Provided data:
* * * * * * * * *

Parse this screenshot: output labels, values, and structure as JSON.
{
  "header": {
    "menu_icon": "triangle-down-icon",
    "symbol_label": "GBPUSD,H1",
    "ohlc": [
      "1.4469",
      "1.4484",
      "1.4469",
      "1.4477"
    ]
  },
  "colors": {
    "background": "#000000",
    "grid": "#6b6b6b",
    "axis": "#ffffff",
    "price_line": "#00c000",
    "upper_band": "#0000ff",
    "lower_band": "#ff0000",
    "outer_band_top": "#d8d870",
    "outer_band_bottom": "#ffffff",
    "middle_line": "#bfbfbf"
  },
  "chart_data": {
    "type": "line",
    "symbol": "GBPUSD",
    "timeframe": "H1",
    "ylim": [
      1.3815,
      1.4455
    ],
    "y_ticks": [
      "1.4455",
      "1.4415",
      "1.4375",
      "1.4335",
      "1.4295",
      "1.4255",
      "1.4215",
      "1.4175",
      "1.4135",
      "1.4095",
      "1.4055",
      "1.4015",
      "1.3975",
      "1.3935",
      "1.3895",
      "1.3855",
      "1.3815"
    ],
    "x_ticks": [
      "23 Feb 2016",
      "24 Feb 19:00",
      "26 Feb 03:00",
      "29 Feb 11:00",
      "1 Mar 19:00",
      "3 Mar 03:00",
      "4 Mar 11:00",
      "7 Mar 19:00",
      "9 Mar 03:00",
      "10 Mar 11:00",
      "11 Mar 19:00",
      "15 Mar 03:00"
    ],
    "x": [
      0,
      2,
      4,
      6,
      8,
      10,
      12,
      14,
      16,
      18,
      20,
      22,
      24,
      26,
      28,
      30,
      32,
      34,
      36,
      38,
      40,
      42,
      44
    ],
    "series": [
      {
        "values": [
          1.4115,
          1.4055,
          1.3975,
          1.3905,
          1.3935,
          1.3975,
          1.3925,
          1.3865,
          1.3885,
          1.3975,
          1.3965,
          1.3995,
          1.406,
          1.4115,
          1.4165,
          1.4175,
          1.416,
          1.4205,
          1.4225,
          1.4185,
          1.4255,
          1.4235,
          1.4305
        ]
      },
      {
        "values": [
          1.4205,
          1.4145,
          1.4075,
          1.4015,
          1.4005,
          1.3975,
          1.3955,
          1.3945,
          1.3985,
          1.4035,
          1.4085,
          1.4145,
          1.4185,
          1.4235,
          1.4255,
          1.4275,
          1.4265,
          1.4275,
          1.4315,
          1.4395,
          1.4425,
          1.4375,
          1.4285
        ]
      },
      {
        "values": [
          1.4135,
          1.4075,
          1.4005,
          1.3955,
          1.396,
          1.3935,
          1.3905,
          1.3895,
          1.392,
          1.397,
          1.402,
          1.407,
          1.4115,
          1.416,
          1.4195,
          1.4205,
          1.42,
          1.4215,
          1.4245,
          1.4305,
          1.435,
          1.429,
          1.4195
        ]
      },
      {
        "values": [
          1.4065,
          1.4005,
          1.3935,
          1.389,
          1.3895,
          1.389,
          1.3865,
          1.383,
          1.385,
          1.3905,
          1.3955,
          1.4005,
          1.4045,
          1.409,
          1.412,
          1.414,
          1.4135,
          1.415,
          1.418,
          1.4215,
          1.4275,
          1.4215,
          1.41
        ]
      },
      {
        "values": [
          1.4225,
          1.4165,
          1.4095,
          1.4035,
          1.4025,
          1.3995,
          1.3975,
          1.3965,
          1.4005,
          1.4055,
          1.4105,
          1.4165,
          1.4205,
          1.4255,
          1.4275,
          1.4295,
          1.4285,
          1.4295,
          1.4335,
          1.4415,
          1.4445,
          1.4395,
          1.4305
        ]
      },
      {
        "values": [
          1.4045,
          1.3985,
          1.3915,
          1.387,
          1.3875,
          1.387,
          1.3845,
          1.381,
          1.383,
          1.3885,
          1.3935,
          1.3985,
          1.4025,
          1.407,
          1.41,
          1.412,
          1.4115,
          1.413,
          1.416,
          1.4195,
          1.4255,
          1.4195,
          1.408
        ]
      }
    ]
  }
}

* * * * * * * * *

Instruction:
Print all of the entries again, exactly as written.

Written response:
Parse this screenshot: output labels, values, and structure as JSON.
{
  "header": {
    "menu_icon": "triangle-down-icon",
    "symbol_label": "GBPUSD,H1",
    "ohlc": [
      "1.4469",
      "1.4484",
      "1.4469",
      "1.4477"
    ]
  },
  "colors": {
    "background": "#000000",
    "grid": "#6b6b6b",
    "axis": "#ffffff",
    "price_line": "#00c000",
    "upper_band": "#0000ff",
    "lower_band": "#ff0000",
    "outer_band_top": "#d8d870",
    "outer_band_bottom": "#ffffff",
    "middle_line": "#bfbfbf"
  },
  "chart_data": {
    "type": "line",
    "symbol": "GBPUSD",
    "timeframe": "H1",
    "ylim": [
      1.3815,
      1.4455
    ],
    "y_ticks": [
      "1.4455",
      "1.4415",
      "1.4375",
      "1.4335",
      "1.4295",
      "1.4255",
      "1.4215",
      "1.4175",
      "1.4135",
      "1.4095",
      "1.4055",
      "1.4015",
      "1.3975",
      "1.3935",
      "1.3895",
      "1.3855",
      "1.3815"
    ],
    "x_ticks": [
      "23 Feb 2016",
      "24 Feb 19:00",
      "26 Feb 03:00",
      "29 Feb 11:00",
      "1 Mar 19:00",
      "3 Mar 03:00",
      "4 Mar 11:00",
      "7 Mar 19:00",
      "9 Mar 03:00",
      "10 Mar 11:00",
      "11 Mar 19:00",
      "15 Mar 03:00"
    ],
    "x": [
      0,
      2,
      4,
      6,
      8,
      10,
      12,
      14,
      16,
      18,
      20,
      22,
      24,
      26,
      28,
      30,
      32,
      34,
      36,
      38,
      40,
      42,
      44
    ],
    "series": [
      {
        "values": [
          1.4115,
          1.4055,
          1.3975,
          1.3905,
          1.3935,
          1.3975,
          1.3925,
          1.3865,
          1.3885,
          1.3975,
          1.3965,
          1.3995,
          1.406,
          1.4115,
          1.4165,
          1.4175,
          1.416,
          1.4205,
          1.4225,
          1.4185,
          1.4255,
          1.4235,
          1.4305
        ]
      },
      {
        "values": [
          1.4205,
          1.4145,
          1.4075,
          1.4015,
          1.4005,
          1.3975,
          1.3955,
          1.3945,
          1.3985,
          1.4035,
          1.4085,
          1.4145,
          1.4185,
          1.4235,
          1.4255,
          1.4275,
          1.4265,
          1.4275,
          1.4315,
          1.4395,
          1.4425,
          1.4375,
          1.4285
        ]
      },
      {
        "values": [
          1.4135,
          1.4075,
          1.4005,
          1.3955,
          1.396,
          1.3935,
          1.3905,
          1.3895,
          1.392,
          1.397,
          1.402,
          1.407,
          1.4115,
          1.416,
          1.4195,
          1.4205,
          1.42,
          1.4215,
          1.4245,
          1.4305,
          1.435,
          1.429,
          1.4195
        ]
      },
      {
        "values": [
          1.4065,
          1.4005,
          1.3935,
          1.389,
          1.3895,
          1.389,
          1.3865,
          1.383,
          1.385,
          1.3905,
          1.3955,
          1.4005,
          1.4045,
          1.409,
          1.412,
          1.414,
          1.4135,
          1.415,
          1.418,
          1.4215,
          1.4275,
          1.4215,
          1.41
        ]
      },
      {
        "values": [
          1.4225,
          1.4165,
          1.4095,
          1.4035,
          1.4025,
          1.3995,
          1.3975,
          1.3965,
          1.4005,
          1.4055,
          1.4105,
          1.4165,
          1.4205,
          1.4255,
          1.4275,
          1.4295,
          1.4285,
          1.4295,
          1.4335,
          1.4415,
          1.4445,
          1.4395,
          1.4305
        ]
      },
      {
        "values": [
          1.4045,
          1.3985,
          1.3915,
          1.387,
          1.3875,
          1.387,
          1.3845,
          1.381,
          1.383,
          1.3885,
          1.3935,
          1.3985,
          1.4025,
          1.407,
          1.41,
          1.412,
          1.4115,
          1.413,
          1.416,
          1.4195,
          1.4255,
          1.4195,
          1.408
        ]
      }
    ]
  }
}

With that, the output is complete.